[Records that describe figures]
begin

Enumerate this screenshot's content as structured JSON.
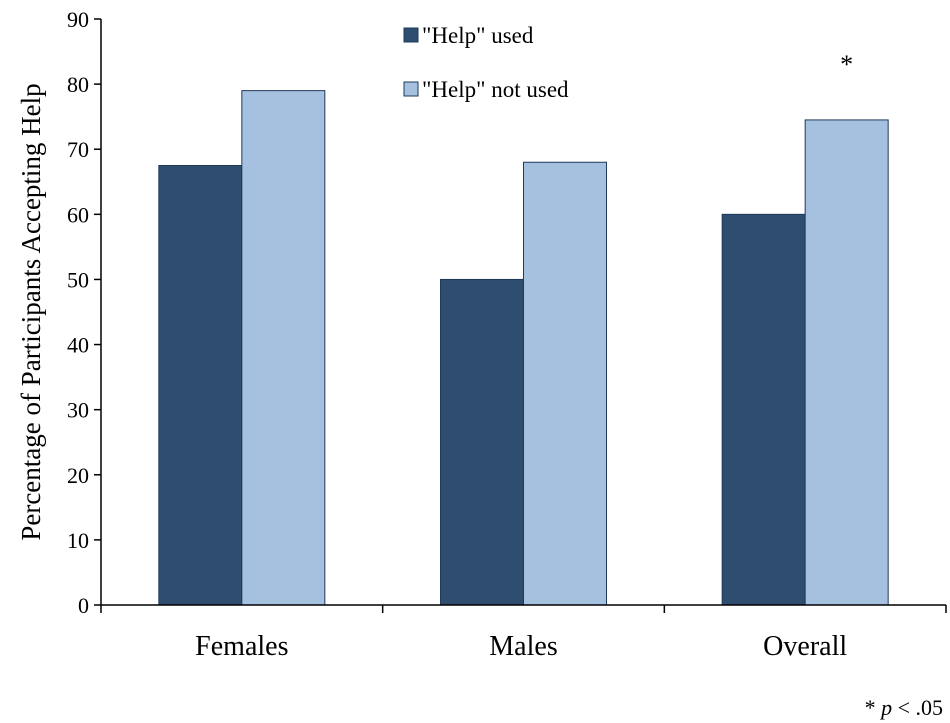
{
  "chart_data": {
    "type": "bar",
    "categories": [
      "Females",
      "Males",
      "Overall"
    ],
    "series": [
      {
        "name": "\"Help\" used",
        "values": [
          67.5,
          50,
          60
        ],
        "color": "#2E4D6F"
      },
      {
        "name": "\"Help\" not used",
        "values": [
          79,
          68,
          74.5
        ],
        "color": "#A6C1E0"
      }
    ],
    "ylabel": "Percentage of Participants Accepting Help",
    "xlabel": "",
    "ylim": [
      0,
      90
    ],
    "yticks": [
      0,
      10,
      20,
      30,
      40,
      50,
      60,
      70,
      80,
      90
    ],
    "grid": false,
    "legend_position": "top-center",
    "annotations": [
      {
        "text": "*",
        "category": "Overall"
      }
    ],
    "footnote": {
      "prefix": "* ",
      "italic": "p",
      "suffix": " < .05"
    }
  },
  "colors": {
    "bar_outline": "#1F3A5A",
    "axis": "#000000"
  }
}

end

TASK DETAILS: Go through the records and gather the lines that hold "Help".

OUTPUT:
        "name": "\"Help\" used",
        "name": "\"Help\" not used",
    "ylabel": "Percentage of Participants Accepting Help",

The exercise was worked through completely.